Items from a data source:
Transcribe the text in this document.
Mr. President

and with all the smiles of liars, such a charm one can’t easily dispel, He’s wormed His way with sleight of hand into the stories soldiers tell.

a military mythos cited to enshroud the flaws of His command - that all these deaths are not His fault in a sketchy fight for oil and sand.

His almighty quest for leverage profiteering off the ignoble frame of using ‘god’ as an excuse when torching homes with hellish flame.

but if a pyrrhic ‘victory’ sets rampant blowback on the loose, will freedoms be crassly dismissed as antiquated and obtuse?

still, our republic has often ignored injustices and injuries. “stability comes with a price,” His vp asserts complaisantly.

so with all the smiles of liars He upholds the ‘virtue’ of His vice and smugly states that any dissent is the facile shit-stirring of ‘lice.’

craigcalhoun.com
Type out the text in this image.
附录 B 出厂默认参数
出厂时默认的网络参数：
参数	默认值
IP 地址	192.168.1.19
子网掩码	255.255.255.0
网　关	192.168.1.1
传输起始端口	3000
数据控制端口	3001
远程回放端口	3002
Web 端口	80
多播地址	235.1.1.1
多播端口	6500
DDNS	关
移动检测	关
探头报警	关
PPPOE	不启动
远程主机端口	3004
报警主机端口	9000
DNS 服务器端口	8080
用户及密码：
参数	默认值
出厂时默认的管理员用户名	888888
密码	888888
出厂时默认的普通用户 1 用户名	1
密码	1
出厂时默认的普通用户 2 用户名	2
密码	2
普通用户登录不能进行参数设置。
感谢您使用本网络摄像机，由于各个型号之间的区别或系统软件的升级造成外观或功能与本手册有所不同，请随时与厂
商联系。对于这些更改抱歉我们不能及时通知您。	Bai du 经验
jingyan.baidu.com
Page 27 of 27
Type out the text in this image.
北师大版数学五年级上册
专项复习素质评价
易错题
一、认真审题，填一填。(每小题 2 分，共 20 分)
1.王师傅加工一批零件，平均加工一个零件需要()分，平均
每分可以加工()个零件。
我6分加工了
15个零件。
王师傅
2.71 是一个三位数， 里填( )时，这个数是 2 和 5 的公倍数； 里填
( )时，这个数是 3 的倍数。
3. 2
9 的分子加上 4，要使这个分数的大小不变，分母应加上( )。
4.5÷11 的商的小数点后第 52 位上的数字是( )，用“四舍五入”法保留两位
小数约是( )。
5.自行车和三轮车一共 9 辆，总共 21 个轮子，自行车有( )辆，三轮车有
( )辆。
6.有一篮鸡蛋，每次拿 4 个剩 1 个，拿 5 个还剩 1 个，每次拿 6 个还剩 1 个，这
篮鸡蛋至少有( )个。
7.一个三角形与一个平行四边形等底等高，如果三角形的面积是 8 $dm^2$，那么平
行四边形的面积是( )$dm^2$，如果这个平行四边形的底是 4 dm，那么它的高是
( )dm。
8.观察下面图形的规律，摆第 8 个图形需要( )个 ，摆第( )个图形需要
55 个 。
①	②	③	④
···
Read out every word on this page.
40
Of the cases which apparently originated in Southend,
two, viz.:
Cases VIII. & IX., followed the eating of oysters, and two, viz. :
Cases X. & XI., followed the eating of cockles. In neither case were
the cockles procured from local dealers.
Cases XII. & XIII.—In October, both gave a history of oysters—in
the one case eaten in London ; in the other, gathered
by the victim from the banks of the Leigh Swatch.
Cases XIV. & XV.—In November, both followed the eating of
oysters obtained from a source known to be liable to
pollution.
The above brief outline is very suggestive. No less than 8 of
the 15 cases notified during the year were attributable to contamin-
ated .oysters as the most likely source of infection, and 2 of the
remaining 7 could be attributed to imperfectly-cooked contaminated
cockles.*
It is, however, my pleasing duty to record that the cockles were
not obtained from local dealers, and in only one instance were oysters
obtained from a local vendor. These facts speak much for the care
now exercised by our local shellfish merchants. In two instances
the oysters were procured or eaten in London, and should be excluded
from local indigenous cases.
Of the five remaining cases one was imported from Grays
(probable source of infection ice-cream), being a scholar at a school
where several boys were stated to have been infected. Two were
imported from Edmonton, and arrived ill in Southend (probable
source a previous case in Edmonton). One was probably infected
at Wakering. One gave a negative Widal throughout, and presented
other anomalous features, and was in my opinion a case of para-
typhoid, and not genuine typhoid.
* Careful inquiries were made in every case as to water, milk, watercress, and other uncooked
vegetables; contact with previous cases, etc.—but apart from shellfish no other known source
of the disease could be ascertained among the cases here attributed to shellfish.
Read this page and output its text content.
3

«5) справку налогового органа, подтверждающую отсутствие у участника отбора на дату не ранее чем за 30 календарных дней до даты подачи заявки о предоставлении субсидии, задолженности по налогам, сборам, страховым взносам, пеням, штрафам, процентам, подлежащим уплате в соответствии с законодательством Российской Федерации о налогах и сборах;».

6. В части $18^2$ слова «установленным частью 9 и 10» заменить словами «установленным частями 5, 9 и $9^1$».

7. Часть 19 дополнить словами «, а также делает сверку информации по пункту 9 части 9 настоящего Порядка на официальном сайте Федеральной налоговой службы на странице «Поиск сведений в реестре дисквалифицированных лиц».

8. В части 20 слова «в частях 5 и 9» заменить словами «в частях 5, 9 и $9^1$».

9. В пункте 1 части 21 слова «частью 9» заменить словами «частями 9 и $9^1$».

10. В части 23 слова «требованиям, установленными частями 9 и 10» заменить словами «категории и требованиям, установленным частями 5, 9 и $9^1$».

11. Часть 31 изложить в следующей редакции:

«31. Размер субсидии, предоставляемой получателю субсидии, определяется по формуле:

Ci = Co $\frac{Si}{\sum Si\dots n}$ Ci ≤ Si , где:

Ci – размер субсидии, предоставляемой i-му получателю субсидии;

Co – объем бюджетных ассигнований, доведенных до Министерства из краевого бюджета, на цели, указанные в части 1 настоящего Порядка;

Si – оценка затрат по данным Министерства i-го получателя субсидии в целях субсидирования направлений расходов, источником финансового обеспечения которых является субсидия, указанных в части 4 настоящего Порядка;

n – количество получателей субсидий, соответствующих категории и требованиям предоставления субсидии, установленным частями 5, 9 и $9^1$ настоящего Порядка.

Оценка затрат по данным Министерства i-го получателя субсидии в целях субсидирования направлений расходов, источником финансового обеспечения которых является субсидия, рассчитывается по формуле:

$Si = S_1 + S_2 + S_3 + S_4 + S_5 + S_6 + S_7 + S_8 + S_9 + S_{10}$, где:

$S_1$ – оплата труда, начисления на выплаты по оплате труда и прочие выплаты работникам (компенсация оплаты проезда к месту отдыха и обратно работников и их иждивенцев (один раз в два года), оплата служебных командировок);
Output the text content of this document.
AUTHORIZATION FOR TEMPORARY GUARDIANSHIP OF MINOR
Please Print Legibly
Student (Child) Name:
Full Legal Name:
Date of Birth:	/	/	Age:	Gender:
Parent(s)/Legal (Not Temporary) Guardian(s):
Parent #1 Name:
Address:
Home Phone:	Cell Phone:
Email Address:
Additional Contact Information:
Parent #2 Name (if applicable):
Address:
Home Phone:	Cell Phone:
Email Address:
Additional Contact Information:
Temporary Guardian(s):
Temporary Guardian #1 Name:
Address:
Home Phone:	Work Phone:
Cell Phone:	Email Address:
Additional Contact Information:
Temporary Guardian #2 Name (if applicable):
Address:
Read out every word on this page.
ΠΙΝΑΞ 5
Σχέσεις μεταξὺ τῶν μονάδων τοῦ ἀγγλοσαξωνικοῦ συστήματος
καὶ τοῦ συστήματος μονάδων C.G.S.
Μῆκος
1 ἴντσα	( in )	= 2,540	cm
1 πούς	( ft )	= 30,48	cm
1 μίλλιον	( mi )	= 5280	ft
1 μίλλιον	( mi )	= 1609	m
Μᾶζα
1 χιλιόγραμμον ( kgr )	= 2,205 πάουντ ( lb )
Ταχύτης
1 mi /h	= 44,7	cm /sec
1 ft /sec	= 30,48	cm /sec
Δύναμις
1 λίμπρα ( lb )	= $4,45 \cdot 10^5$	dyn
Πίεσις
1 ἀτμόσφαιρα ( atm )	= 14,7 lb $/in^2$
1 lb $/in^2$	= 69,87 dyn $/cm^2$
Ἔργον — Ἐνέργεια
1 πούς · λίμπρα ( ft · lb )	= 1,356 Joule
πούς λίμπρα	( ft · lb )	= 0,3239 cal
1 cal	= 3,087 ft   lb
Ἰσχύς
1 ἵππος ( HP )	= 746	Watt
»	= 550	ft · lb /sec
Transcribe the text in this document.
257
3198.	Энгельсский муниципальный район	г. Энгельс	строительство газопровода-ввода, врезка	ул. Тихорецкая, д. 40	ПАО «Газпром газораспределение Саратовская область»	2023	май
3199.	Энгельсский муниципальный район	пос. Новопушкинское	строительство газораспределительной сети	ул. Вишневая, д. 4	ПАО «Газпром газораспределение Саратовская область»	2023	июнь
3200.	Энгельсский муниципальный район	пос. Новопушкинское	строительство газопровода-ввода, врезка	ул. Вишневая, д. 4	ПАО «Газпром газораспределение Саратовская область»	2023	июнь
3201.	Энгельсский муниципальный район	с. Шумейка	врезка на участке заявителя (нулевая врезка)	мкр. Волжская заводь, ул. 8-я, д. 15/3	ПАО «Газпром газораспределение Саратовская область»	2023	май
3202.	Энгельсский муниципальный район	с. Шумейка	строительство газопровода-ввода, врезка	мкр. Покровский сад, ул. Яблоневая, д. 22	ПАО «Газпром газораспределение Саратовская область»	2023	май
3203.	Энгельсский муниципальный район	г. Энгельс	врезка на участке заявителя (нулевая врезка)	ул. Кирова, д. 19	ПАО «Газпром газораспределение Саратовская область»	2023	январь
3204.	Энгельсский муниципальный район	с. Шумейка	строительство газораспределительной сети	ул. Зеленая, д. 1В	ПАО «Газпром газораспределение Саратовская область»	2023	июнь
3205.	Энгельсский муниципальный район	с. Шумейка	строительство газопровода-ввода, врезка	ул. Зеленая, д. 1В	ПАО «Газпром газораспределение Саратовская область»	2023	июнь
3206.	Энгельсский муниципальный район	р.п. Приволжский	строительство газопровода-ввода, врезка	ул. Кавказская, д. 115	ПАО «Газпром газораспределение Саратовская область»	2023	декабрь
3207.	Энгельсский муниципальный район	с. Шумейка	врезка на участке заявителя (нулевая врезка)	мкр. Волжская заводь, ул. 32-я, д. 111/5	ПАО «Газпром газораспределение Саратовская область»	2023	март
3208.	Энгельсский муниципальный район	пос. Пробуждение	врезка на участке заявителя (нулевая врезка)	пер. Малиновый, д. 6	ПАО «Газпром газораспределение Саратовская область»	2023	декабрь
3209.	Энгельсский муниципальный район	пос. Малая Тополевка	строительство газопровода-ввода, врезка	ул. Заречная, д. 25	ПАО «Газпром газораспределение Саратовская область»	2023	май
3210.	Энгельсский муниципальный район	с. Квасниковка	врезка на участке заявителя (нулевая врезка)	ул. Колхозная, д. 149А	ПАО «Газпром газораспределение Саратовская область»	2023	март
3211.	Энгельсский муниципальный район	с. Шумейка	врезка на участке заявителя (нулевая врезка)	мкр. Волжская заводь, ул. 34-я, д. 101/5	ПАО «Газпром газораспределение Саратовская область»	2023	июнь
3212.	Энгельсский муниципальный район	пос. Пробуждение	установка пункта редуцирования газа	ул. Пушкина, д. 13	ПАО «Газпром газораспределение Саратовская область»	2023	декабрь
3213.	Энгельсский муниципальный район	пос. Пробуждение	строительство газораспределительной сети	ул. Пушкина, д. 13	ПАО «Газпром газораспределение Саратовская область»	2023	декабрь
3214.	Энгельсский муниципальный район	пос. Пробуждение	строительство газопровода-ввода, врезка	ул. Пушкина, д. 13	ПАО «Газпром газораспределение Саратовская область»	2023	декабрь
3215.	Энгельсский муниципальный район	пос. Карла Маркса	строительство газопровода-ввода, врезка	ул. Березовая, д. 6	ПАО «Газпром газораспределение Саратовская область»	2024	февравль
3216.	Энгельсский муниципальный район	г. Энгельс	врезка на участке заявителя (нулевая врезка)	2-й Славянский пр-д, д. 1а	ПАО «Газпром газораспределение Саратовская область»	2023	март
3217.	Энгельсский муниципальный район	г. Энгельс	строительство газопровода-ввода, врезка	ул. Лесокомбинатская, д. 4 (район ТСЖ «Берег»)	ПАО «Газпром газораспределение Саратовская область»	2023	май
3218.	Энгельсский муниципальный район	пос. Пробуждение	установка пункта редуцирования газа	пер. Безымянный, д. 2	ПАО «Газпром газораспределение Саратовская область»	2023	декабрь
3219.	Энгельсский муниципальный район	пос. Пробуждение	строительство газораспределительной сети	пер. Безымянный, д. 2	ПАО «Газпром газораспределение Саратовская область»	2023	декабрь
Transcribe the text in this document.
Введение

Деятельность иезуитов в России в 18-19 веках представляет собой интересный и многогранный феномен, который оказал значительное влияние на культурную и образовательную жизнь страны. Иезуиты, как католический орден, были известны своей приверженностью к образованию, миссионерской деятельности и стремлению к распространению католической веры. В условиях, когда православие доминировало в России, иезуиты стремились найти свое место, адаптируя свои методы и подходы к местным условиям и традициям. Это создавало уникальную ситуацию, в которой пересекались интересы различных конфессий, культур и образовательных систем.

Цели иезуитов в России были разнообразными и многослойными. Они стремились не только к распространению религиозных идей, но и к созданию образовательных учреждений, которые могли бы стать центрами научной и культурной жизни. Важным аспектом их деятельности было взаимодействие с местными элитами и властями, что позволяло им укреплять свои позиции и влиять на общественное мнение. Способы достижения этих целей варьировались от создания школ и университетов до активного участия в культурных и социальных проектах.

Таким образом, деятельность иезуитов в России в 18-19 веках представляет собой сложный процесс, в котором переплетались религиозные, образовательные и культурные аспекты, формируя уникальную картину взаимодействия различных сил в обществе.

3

Goal of the exercise:
Where a line holds the string "формуле", copy that line.

Correct response:
«31. Размер субсидии, предоставляемой получателю субсидии, определяется по формуле:
Оценка затрат по данным Министерства i-го получателя субсидии в целях субсидирования направлений расходов, источником финансового обеспечения которых является субсидия, рассчитывается по формуле:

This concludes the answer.